§ Exercise:
Copy the listing verbatim, excluding any images found in it.

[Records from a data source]
————————

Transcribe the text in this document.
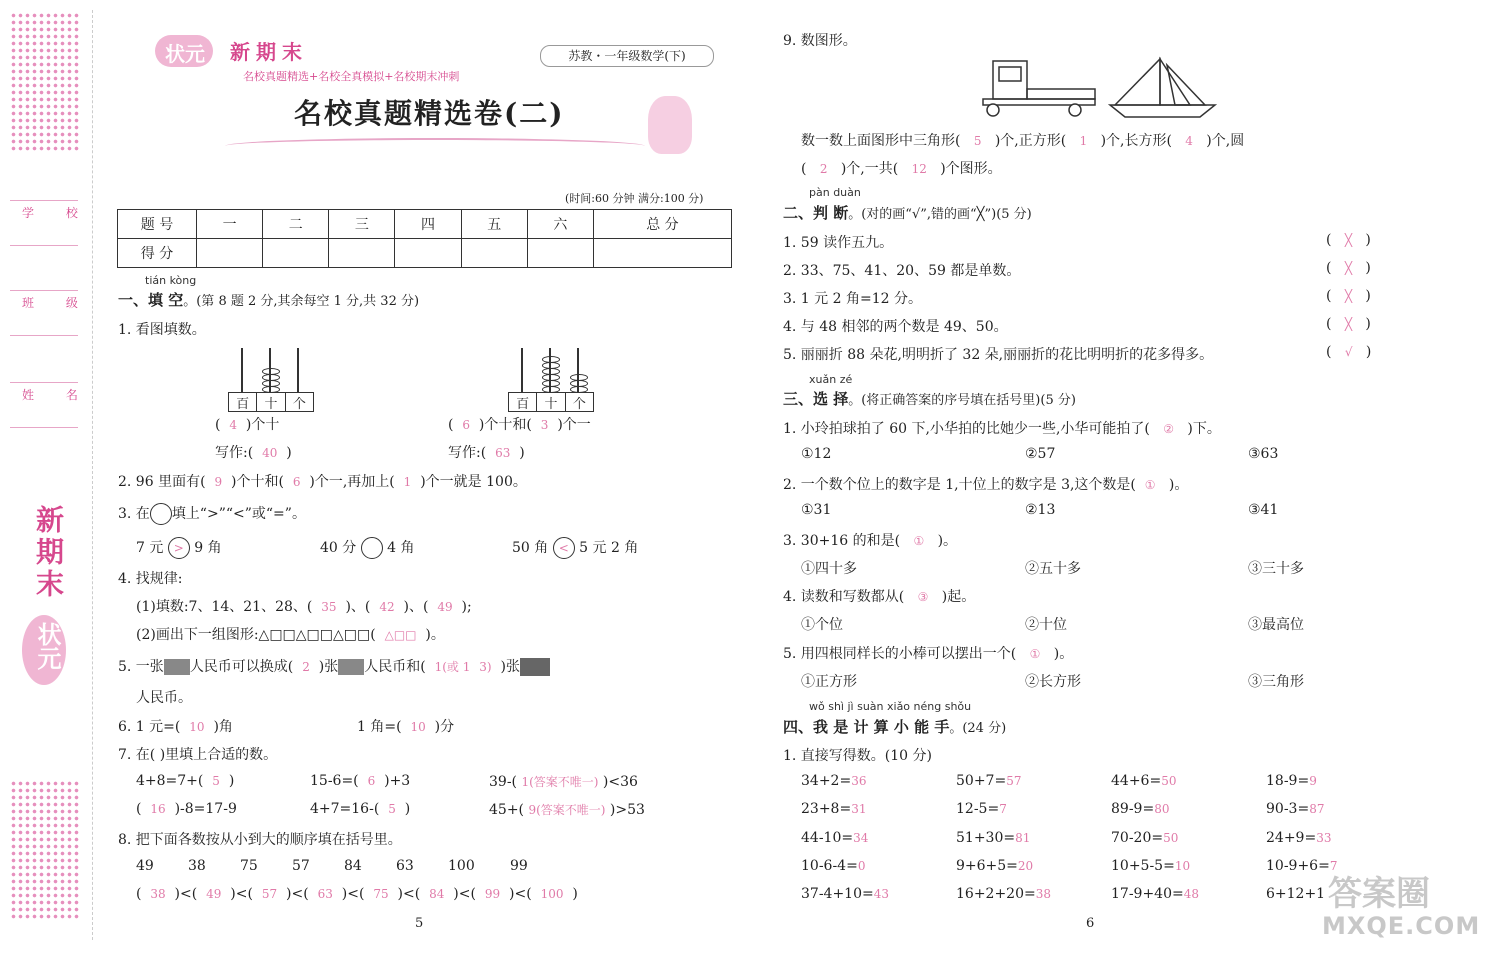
学 校
班 级
姓 名
新期末
状元
状元 新期末
名校真题精选+名校全真模拟+名校期末冲刺
苏教・一年级数学(下)
名校真题精选卷(二)
(时间:60 分钟 满分:100 分)
题 号	一	二	三	四	五	六	总 分
得 分							
tián kòng
一、填 空。(第 8 题 2 分,其余每空 1 分,共 32 分)
1. 看图填数。
百	十	个
( 4 )个十
写作:( 40 )
百	十	个
( 6 )个十和( 3 )个一
写作:( 63 )
2. 96 里面有( 9 )个十和( 6 )个一,再加上( 1 )个一就是 100。
3. 在 填上“>”“<”或“=”。
7 元 > 9 角	40 分 4 角	50 角 < 5 元 2 角
4. 找规律:
(1)填数:7、14、21、28、( 35 )、( 42 )、( 49 );
(2)画出下一组图形:△□□△□□△□□( △□□ )。
5. 一张 人民币可以换成( 2 )张 人民币和( 1(或 1 3) )张
人民币。
6. 1 元=( 10 )角	1 角=( 10 )分
7. 在( )里填上合适的数。
4+8=7+( 5 )	15-6=( 6 )+3	39-( 1(答案不唯一) )<36
( 16 )-8=17-9	4+7=16-( 5 )	45+( 9(答案不唯一) )>53
8. 把下面各数按从小到大的顺序填在括号里。
49 38 75 57 84 63 100	99
(  38  )<(  49  )<(  57  )<(  63  )<(  75  )<(  84  )<(  99  )<(  100  )
5
9. 数图形。
数一数上面图形中三角形( 5 )个,正方形( 1 )个,长方形( 4 )个,圆
( 2 )个,一共( 12 )个图形。
pàn duàn
二、判 断。(对的画“√”,错的画“╳”)(5 分)
1. 59 读作五九。	(   ╳   )
2. 33、75、41、20、59 都是单数。	(   ╳   )
3. 1 元 2 角=12 分。	(   ╳   )
4. 与 48 相邻的两个数是 49、50。	(   ╳   )
5. 丽丽折 88 朵花,明明折了 32 朵,丽丽折的花比明明折的花多得多。	(   √   )
xuǎn zé
三、选 择。(将正确答案的序号填在括号里)(5 分)
1. 小玲拍球拍了 60 下,小华拍的比她少一些,小华可能拍了( ② )下。
①12	②57	③63
2. 一个数个位上的数字是 1,十位上的数字是 3,这个数是( ① )。
①31	②13	③41
3. 30+16 的和是( ① )。
①四十多	②五十多	③三十多
4. 读数和写数都从( ③ )起。
①个位	②十位	③最高位
5. 用四根同样长的小棒可以摆出一个( ① )。
①正方形	②长方形	③三角形
wǒ shì jì suàn xiǎo néng shǒu
四、我 是 计 算 小 能 手。(24 分)
1. 直接写得数。(10 分)
34+2=36	50+7=57	44+6=50	18-9=9
23+8=31	12-5=7	89-9=80	90-3=87
44-10=34	51+30=81	70-20=50	24+9=33
10-6-4=0	9+6+5=20	10+5-5=10	10-9+6=7
37-4+10=43	16+2+20=38	17-9+40=48	6+12+1
6
答案圈
MXQE.COM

————————

§ Solution to this task:
Transcribe the text in this document.
学 校
班 级
姓 名
新期末
状元
状元 新期末
名校真题精选+名校全真模拟+名校期末冲刺
苏教・一年级数学(下)
名校真题精选卷(二)
(时间:60 分钟 满分:100 分)
题 号	一	二	三	四	五	六	总 分
得 分							
tián kòng
一、填 空。(第 8 题 2 分,其余每空 1 分,共 32 分)
1. 看图填数。
百	十	个
( 4 )个十
写作:( 40 )
百	十	个
( 6 )个十和( 3 )个一
写作:( 63 )
2. 96 里面有( 9 )个十和( 6 )个一,再加上( 1 )个一就是 100。
3. 在 填上“>”“<”或“=”。
7 元 > 9 角	40 分 4 角	50 角 < 5 元 2 角
4. 找规律:
(1)填数:7、14、21、28、( 35 )、( 42 )、( 49 );
(2)画出下一组图形:△□□△□□△□□( △□□ )。
5. 一张 人民币可以换成( 2 )张 人民币和( 1(或 1 3) )张
人民币。
6. 1 元=( 10 )角	1 角=( 10 )分
7. 在( )里填上合适的数。
4+8=7+( 5 )	15-6=( 6 )+3	39-( 1(答案不唯一) )<36
( 16 )-8=17-9	4+7=16-( 5 )	45+( 9(答案不唯一) )>53
8. 把下面各数按从小到大的顺序填在括号里。
49 38 75 57 84 63 100	99
(  38  )<(  49  )<(  57  )<(  63  )<(  75  )<(  84  )<(  99  )<(  100  )
5
9. 数图形。
数一数上面图形中三角形( 5 )个,正方形( 1 )个,长方形( 4 )个,圆
( 2 )个,一共( 12 )个图形。
pàn duàn
二、判 断。(对的画“√”,错的画“╳”)(5 分)
1. 59 读作五九。	(   ╳   )
2. 33、75、41、20、59 都是单数。	(   ╳   )
3. 1 元 2 角=12 分。	(   ╳   )
4. 与 48 相邻的两个数是 49、50。	(   ╳   )
5. 丽丽折 88 朵花,明明折了 32 朵,丽丽折的花比明明折的花多得多。	(   √   )
xuǎn zé
三、选 择。(将正确答案的序号填在括号里)(5 分)
1. 小玲拍球拍了 60 下,小华拍的比她少一些,小华可能拍了( ② )下。
①12	②57	③63
2. 一个数个位上的数字是 1,十位上的数字是 3,这个数是( ① )。
①31	②13	③41
3. 30+16 的和是( ① )。
①四十多	②五十多	③三十多
4. 读数和写数都从( ③ )起。
①个位	②十位	③最高位
5. 用四根同样长的小棒可以摆出一个( ① )。
①正方形	②长方形	③三角形
wǒ shì jì suàn xiǎo néng shǒu
四、我 是 计 算 小 能 手。(24 分)
1. 直接写得数。(10 分)
34+2=36	50+7=57	44+6=50	18-9=9
23+8=31	12-5=7	89-9=80	90-3=87
44-10=34	51+30=81	70-20=50	24+9=33
10-6-4=0	9+6+5=20	10+5-5=10	10-9+6=7
37-4+10=43	16+2+20=38	17-9+40=48	6+12+1
6
答案圈
MXQE.COM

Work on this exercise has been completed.